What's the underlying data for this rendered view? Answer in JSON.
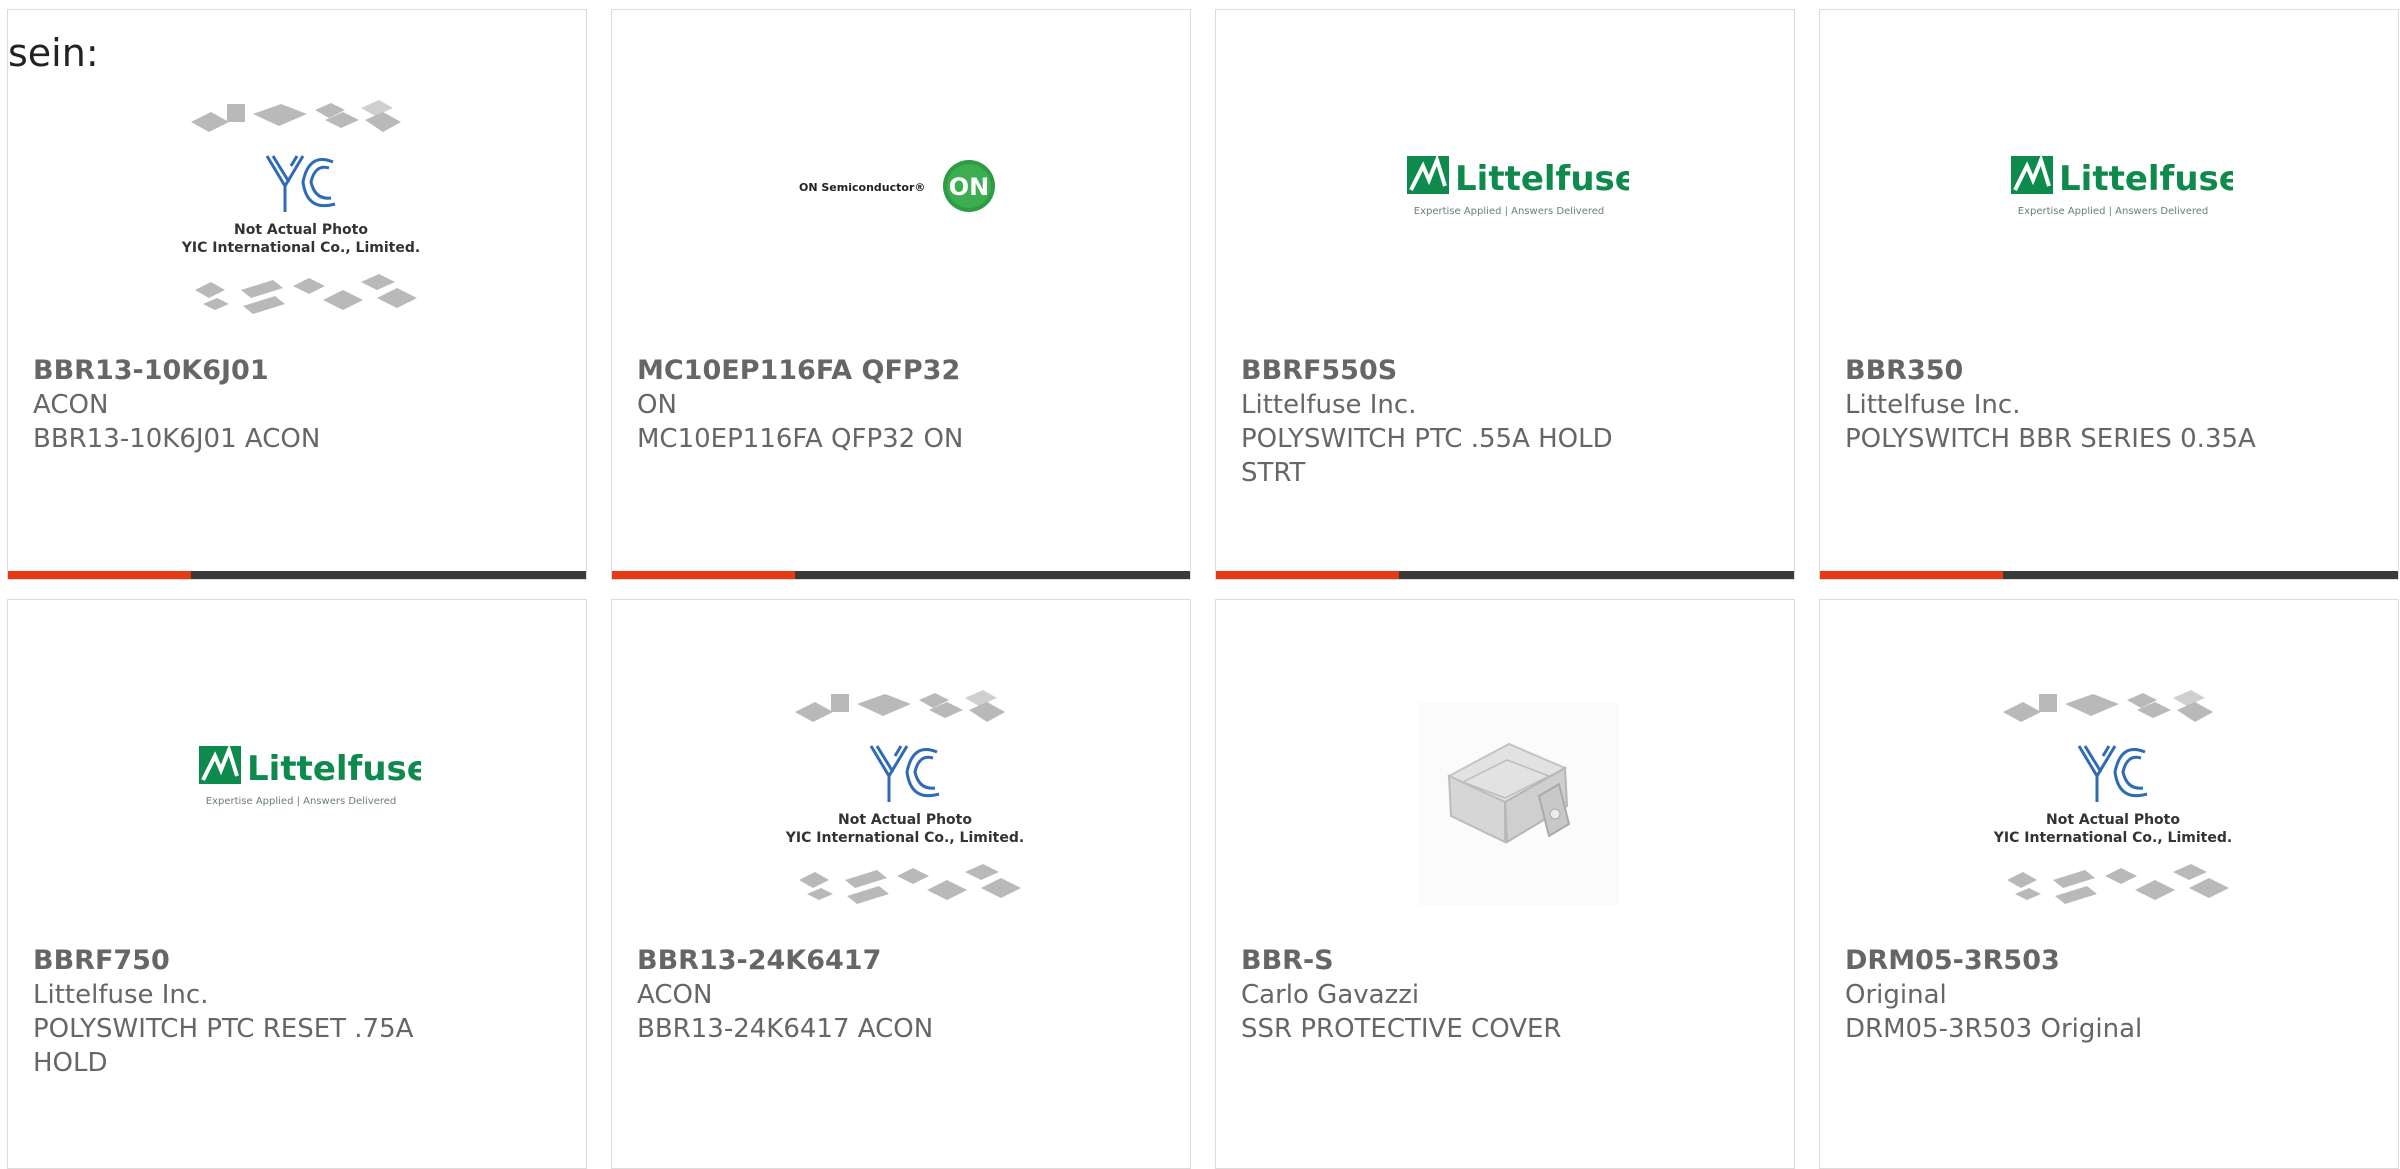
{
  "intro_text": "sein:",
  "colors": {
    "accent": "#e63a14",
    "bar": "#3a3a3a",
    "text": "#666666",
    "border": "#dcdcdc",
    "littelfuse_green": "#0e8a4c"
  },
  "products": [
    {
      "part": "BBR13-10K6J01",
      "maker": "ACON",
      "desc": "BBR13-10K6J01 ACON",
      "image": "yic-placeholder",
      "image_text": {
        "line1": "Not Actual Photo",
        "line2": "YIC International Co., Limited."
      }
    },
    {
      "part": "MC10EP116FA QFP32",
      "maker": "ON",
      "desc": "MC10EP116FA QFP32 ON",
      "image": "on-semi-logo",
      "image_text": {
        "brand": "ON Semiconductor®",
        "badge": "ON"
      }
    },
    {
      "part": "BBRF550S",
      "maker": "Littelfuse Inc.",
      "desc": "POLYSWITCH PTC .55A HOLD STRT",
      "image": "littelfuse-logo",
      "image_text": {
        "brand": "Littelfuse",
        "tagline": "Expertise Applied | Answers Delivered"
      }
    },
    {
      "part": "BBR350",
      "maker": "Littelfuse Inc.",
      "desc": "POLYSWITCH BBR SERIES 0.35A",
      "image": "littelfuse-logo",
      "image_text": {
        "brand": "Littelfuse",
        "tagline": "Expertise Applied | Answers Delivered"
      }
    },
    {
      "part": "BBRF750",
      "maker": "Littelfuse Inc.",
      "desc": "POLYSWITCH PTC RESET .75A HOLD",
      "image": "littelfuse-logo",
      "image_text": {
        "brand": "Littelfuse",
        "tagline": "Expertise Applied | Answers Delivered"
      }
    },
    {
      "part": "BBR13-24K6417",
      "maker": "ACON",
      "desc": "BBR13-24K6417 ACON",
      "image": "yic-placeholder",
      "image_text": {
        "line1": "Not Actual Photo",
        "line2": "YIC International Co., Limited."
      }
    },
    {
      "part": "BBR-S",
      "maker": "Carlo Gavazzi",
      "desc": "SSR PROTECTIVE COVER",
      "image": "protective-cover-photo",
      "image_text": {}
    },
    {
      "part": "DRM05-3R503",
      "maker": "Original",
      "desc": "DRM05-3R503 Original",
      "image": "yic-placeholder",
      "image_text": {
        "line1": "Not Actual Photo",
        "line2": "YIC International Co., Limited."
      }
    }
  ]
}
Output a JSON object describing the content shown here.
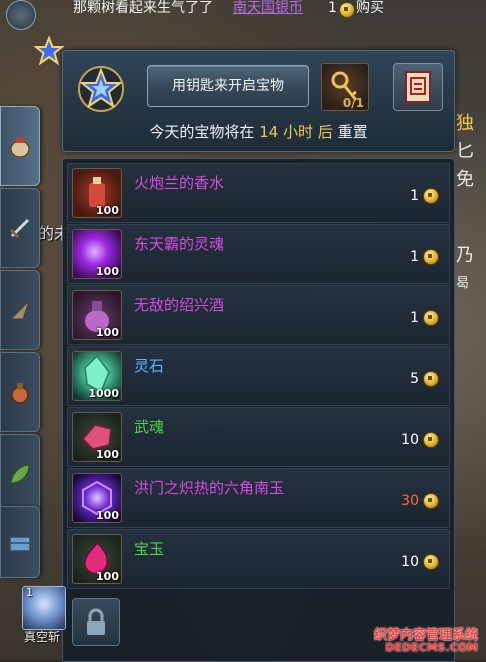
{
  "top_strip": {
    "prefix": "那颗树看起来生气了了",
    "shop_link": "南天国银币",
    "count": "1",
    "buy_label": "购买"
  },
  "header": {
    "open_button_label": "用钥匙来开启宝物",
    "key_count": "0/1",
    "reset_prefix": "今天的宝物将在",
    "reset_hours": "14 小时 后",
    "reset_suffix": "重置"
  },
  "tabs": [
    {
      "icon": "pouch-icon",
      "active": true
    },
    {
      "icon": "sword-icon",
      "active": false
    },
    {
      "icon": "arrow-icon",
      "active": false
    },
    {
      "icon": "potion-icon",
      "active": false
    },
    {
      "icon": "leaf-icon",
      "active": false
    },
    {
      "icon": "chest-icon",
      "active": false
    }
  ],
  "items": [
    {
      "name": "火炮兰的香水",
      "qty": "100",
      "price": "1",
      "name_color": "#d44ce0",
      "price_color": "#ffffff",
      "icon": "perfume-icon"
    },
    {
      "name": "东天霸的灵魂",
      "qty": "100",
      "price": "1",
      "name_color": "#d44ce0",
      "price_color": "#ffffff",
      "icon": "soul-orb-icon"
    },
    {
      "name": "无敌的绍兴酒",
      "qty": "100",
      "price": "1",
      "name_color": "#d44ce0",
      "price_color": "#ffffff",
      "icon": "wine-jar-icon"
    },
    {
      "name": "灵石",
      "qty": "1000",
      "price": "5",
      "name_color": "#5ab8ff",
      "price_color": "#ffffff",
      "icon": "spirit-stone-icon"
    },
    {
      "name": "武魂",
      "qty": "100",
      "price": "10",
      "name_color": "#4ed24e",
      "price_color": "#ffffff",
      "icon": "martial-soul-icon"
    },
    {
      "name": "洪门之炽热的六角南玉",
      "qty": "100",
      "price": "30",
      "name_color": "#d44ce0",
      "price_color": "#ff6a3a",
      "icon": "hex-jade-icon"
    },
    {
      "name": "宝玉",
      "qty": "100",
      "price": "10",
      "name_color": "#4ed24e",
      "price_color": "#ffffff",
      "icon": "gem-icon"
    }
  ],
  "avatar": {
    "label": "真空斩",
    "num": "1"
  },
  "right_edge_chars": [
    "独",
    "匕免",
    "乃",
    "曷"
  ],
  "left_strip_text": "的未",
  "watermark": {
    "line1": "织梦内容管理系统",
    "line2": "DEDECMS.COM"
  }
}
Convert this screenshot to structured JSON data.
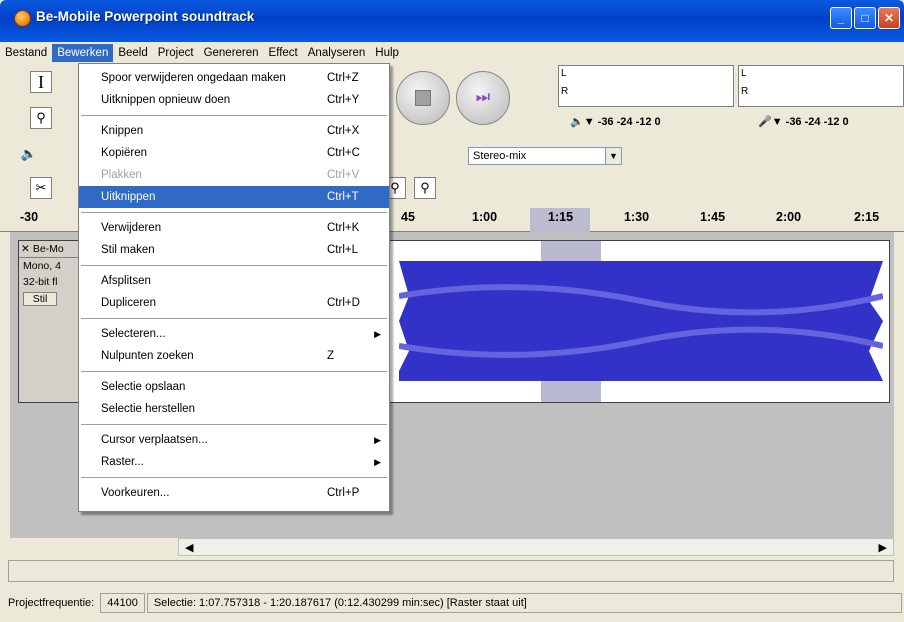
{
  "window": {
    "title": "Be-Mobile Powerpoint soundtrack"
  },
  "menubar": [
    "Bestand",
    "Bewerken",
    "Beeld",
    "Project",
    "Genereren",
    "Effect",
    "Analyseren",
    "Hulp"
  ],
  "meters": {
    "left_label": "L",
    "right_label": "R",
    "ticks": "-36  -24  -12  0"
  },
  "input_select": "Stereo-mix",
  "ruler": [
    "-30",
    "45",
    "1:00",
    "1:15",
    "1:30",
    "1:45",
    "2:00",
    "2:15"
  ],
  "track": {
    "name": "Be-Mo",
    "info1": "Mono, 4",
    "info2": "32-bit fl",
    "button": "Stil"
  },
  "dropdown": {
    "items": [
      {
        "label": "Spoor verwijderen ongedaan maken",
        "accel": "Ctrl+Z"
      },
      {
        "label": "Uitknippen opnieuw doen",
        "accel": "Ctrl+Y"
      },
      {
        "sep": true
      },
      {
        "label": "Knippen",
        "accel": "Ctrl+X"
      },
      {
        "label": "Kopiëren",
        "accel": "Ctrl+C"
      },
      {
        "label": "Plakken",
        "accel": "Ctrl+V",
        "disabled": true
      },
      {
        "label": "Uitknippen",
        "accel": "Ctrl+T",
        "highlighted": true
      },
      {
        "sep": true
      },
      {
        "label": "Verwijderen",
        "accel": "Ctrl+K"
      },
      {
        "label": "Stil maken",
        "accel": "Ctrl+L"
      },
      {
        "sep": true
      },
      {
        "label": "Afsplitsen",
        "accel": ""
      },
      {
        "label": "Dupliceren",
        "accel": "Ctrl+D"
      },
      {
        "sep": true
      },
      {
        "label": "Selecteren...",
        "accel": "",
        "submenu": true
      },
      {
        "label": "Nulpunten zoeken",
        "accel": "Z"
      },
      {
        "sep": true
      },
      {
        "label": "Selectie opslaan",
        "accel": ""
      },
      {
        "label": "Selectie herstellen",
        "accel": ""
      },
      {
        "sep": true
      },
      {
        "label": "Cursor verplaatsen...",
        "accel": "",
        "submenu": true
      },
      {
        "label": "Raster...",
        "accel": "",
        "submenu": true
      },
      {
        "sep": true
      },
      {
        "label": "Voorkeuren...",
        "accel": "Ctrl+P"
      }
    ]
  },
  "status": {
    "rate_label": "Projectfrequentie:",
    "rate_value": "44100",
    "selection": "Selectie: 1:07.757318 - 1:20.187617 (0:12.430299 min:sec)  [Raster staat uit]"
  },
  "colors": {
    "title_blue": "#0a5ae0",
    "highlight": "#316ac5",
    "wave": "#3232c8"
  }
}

┄┄┄┄┄┄┄┄┄┄

### Instructions to follow
Without including any pictures, print each record exactly.

### Expected output
What's the underlying data for this rendered view? Answer in JSON.
{
  "intro_text": "sein:",
  "colors": {
    "accent": "#e63a14",
    "bar": "#3a3a3a",
    "text": "#666666",
    "border": "#dcdcdc",
    "littelfuse_green": "#0e8a4c"
  },
  "products": [
    {
      "part": "BBR13-10K6J01",
      "maker": "ACON",
      "desc": "BBR13-10K6J01 ACON",
      "image": "yic-placeholder",
      "image_text": {
        "line1": "Not Actual Photo",
        "line2": "YIC International Co., Limited."
      }
    },
    {
      "part": "MC10EP116FA QFP32",
      "maker": "ON",
      "desc": "MC10EP116FA QFP32 ON",
      "image": "on-semi-logo",
      "image_text": {
        "brand": "ON Semiconductor®",
        "badge": "ON"
      }
    },
    {
      "part": "BBRF550S",
      "maker": "Littelfuse Inc.",
      "desc": "POLYSWITCH PTC .55A HOLD STRT",
      "image": "littelfuse-logo",
      "image_text": {
        "brand": "Littelfuse",
        "tagline": "Expertise Applied | Answers Delivered"
      }
    },
    {
      "part": "BBR350",
      "maker": "Littelfuse Inc.",
      "desc": "POLYSWITCH BBR SERIES 0.35A",
      "image": "littelfuse-logo",
      "image_text": {
        "brand": "Littelfuse",
        "tagline": "Expertise Applied | Answers Delivered"
      }
    },
    {
      "part": "BBRF750",
      "maker": "Littelfuse Inc.",
      "desc": "POLYSWITCH PTC RESET .75A HOLD",
      "image": "littelfuse-logo",
      "image_text": {
        "brand": "Littelfuse",
        "tagline": "Expertise Applied | Answers Delivered"
      }
    },
    {
      "part": "BBR13-24K6417",
      "maker": "ACON",
      "desc": "BBR13-24K6417 ACON",
      "image": "yic-placeholder",
      "image_text": {
        "line1": "Not Actual Photo",
        "line2": "YIC International Co., Limited."
      }
    },
    {
      "part": "BBR-S",
      "maker": "Carlo Gavazzi",
      "desc": "SSR PROTECTIVE COVER",
      "image": "protective-cover-photo",
      "image_text": {}
    },
    {
      "part": "DRM05-3R503",
      "maker": "Original",
      "desc": "DRM05-3R503 Original",
      "image": "yic-placeholder",
      "image_text": {
        "line1": "Not Actual Photo",
        "line2": "YIC International Co., Limited."
      }
    }
  ]
}
Output a JSON object describing the content shown here.
{
  "top_strip": {
    "prefix": "那颗树看起来生气了了",
    "shop_link": "南天国银币",
    "count": "1",
    "buy_label": "购买"
  },
  "header": {
    "open_button_label": "用钥匙来开启宝物",
    "key_count": "0/1",
    "reset_prefix": "今天的宝物将在",
    "reset_hours": "14 小时 后",
    "reset_suffix": "重置"
  },
  "tabs": [
    {
      "icon": "pouch-icon",
      "active": true
    },
    {
      "icon": "sword-icon",
      "active": false
    },
    {
      "icon": "arrow-icon",
      "active": false
    },
    {
      "icon": "potion-icon",
      "active": false
    },
    {
      "icon": "leaf-icon",
      "active": false
    },
    {
      "icon": "chest-icon",
      "active": false
    }
  ],
  "items": [
    {
      "name": "火炮兰的香水",
      "qty": "100",
      "price": "1",
      "name_color": "#d44ce0",
      "price_color": "#ffffff",
      "icon": "perfume-icon"
    },
    {
      "name": "东天霸的灵魂",
      "qty": "100",
      "price": "1",
      "name_color": "#d44ce0",
      "price_color": "#ffffff",
      "icon": "soul-orb-icon"
    },
    {
      "name": "无敌的绍兴酒",
      "qty": "100",
      "price": "1",
      "name_color": "#d44ce0",
      "price_color": "#ffffff",
      "icon": "wine-jar-icon"
    },
    {
      "name": "灵石",
      "qty": "1000",
      "price": "5",
      "name_color": "#5ab8ff",
      "price_color": "#ffffff",
      "icon": "spirit-stone-icon"
    },
    {
      "name": "武魂",
      "qty": "100",
      "price": "10",
      "name_color": "#4ed24e",
      "price_color": "#ffffff",
      "icon": "martial-soul-icon"
    },
    {
      "name": "洪门之炽热的六角南玉",
      "qty": "100",
      "price": "30",
      "name_color": "#d44ce0",
      "price_color": "#ff6a3a",
      "icon": "hex-jade-icon"
    },
    {
      "name": "宝玉",
      "qty": "100",
      "price": "10",
      "name_color": "#4ed24e",
      "price_color": "#ffffff",
      "icon": "gem-icon"
    }
  ],
  "avatar": {
    "label": "真空斩",
    "num": "1"
  },
  "right_edge_chars": [
    "独",
    "匕免",
    "乃",
    "曷"
  ],
  "left_strip_text": "的未",
  "watermark": {
    "line1": "织梦内容管理系统",
    "line2": "DEDECMS.COM"
  }
}
Convert this screenshot to structured JSON data.
{
  "window": {
    "title": "Be-Mobile Powerpoint soundtrack"
  },
  "menubar": [
    "Bestand",
    "Bewerken",
    "Beeld",
    "Project",
    "Genereren",
    "Effect",
    "Analyseren",
    "Hulp"
  ],
  "meters": {
    "left_label": "L",
    "right_label": "R",
    "ticks": "-36  -24  -12  0"
  },
  "input_select": "Stereo-mix",
  "ruler": [
    "-30",
    "45",
    "1:00",
    "1:15",
    "1:30",
    "1:45",
    "2:00",
    "2:15"
  ],
  "track": {
    "name": "Be-Mo",
    "info1": "Mono, 4",
    "info2": "32-bit fl",
    "button": "Stil"
  },
  "dropdown": {
    "items": [
      {
        "label": "Spoor verwijderen ongedaan maken",
        "accel": "Ctrl+Z"
      },
      {
        "label": "Uitknippen opnieuw doen",
        "accel": "Ctrl+Y"
      },
      {
        "sep": true
      },
      {
        "label": "Knippen",
        "accel": "Ctrl+X"
      },
      {
        "label": "Kopiëren",
        "accel": "Ctrl+C"
      },
      {
        "label": "Plakken",
        "accel": "Ctrl+V",
        "disabled": true
      },
      {
        "label": "Uitknippen",
        "accel": "Ctrl+T",
        "highlighted": true
      },
      {
        "sep": true
      },
      {
        "label": "Verwijderen",
        "accel": "Ctrl+K"
      },
      {
        "label": "Stil maken",
        "accel": "Ctrl+L"
      },
      {
        "sep": true
      },
      {
        "label": "Afsplitsen",
        "accel": ""
      },
      {
        "label": "Dupliceren",
        "accel": "Ctrl+D"
      },
      {
        "sep": true
      },
      {
        "label": "Selecteren...",
        "accel": "",
        "submenu": true
      },
      {
        "label": "Nulpunten zoeken",
        "accel": "Z"
      },
      {
        "sep": true
      },
      {
        "label": "Selectie opslaan",
        "accel": ""
      },
      {
        "label": "Selectie herstellen",
        "accel": ""
      },
      {
        "sep": true
      },
      {
        "label": "Cursor verplaatsen...",
        "accel": "",
        "submenu": true
      },
      {
        "label": "Raster...",
        "accel": "",
        "submenu": true
      },
      {
        "sep": true
      },
      {
        "label": "Voorkeuren...",
        "accel": "Ctrl+P"
      }
    ]
  },
  "status": {
    "rate_label": "Projectfrequentie:",
    "rate_value": "44100",
    "selection": "Selectie: 1:07.757318 - 1:20.187617 (0:12.430299 min:sec)  [Raster staat uit]"
  },
  "colors": {
    "title_blue": "#0a5ae0",
    "highlight": "#316ac5",
    "wave": "#3232c8"
  }
}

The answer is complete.